### Exercise aim
Transcribe the full listing below exactly.

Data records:
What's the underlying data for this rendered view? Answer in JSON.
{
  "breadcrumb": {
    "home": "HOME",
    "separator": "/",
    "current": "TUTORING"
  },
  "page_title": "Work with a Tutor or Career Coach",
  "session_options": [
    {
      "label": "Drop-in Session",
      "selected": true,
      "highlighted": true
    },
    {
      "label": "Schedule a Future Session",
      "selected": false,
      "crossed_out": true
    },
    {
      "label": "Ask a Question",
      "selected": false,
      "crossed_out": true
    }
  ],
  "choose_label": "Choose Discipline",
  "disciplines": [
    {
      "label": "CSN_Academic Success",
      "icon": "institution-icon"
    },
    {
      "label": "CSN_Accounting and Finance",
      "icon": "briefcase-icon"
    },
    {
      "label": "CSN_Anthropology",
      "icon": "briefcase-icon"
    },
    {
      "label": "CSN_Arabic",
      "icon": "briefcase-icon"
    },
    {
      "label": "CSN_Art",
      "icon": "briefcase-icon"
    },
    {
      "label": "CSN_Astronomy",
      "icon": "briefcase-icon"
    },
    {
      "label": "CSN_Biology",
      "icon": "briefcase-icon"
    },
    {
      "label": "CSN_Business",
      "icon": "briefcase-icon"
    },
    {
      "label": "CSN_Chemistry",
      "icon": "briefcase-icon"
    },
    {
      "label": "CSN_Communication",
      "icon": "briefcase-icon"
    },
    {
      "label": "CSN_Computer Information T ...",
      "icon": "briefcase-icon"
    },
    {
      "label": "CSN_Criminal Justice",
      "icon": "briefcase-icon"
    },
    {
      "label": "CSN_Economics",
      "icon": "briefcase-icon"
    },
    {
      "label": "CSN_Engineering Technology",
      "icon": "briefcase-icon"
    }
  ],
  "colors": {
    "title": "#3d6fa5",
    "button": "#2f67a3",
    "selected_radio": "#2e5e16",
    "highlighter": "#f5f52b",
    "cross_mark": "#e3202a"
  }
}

### Solution to this task
What's the underlying data for this rendered view? Answer in JSON.
{
  "breadcrumb": {
    "home": "HOME",
    "separator": "/",
    "current": "TUTORING"
  },
  "page_title": "Work with a Tutor or Career Coach",
  "session_options": [
    {
      "label": "Drop-in Session",
      "selected": true,
      "highlighted": true
    },
    {
      "label": "Schedule a Future Session",
      "selected": false,
      "crossed_out": true
    },
    {
      "label": "Ask a Question",
      "selected": false,
      "crossed_out": true
    }
  ],
  "choose_label": "Choose Discipline",
  "disciplines": [
    {
      "label": "CSN_Academic Success",
      "icon": "institution-icon"
    },
    {
      "label": "CSN_Accounting and Finance",
      "icon": "briefcase-icon"
    },
    {
      "label": "CSN_Anthropology",
      "icon": "briefcase-icon"
    },
    {
      "label": "CSN_Arabic",
      "icon": "briefcase-icon"
    },
    {
      "label": "CSN_Art",
      "icon": "briefcase-icon"
    },
    {
      "label": "CSN_Astronomy",
      "icon": "briefcase-icon"
    },
    {
      "label": "CSN_Biology",
      "icon": "briefcase-icon"
    },
    {
      "label": "CSN_Business",
      "icon": "briefcase-icon"
    },
    {
      "label": "CSN_Chemistry",
      "icon": "briefcase-icon"
    },
    {
      "label": "CSN_Communication",
      "icon": "briefcase-icon"
    },
    {
      "label": "CSN_Computer Information T ...",
      "icon": "briefcase-icon"
    },
    {
      "label": "CSN_Criminal Justice",
      "icon": "briefcase-icon"
    },
    {
      "label": "CSN_Economics",
      "icon": "briefcase-icon"
    },
    {
      "label": "CSN_Engineering Technology",
      "icon": "briefcase-icon"
    }
  ],
  "colors": {
    "title": "#3d6fa5",
    "button": "#2f67a3",
    "selected_radio": "#2e5e16",
    "highlighter": "#f5f52b",
    "cross_mark": "#e3202a"
  }
}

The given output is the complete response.